[start]

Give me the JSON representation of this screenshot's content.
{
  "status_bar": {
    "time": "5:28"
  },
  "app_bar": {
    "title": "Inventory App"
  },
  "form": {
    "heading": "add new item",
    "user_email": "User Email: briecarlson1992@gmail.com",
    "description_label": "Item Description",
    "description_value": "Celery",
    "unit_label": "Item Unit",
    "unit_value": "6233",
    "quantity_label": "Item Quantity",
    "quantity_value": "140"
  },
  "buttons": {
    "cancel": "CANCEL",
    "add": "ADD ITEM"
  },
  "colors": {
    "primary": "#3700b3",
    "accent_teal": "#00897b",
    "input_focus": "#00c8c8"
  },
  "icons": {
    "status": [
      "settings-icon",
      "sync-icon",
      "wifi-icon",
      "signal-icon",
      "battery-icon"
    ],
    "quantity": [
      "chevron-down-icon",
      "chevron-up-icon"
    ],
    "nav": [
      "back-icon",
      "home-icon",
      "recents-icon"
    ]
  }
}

[end]

#### PROMPT
Write out every entry verbatim.

#### THE ANSWER
Give me the JSON representation of this screenshot's content.
{
  "status_bar": {
    "time": "5:28"
  },
  "app_bar": {
    "title": "Inventory App"
  },
  "form": {
    "heading": "add new item",
    "user_email": "User Email: briecarlson1992@gmail.com",
    "description_label": "Item Description",
    "description_value": "Celery",
    "unit_label": "Item Unit",
    "unit_value": "6233",
    "quantity_label": "Item Quantity",
    "quantity_value": "140"
  },
  "buttons": {
    "cancel": "CANCEL",
    "add": "ADD ITEM"
  },
  "colors": {
    "primary": "#3700b3",
    "accent_teal": "#00897b",
    "input_focus": "#00c8c8"
  },
  "icons": {
    "status": [
      "settings-icon",
      "sync-icon",
      "wifi-icon",
      "signal-icon",
      "battery-icon"
    ],
    "quantity": [
      "chevron-down-icon",
      "chevron-up-icon"
    ],
    "nav": [
      "back-icon",
      "home-icon",
      "recents-icon"
    ]
  }
}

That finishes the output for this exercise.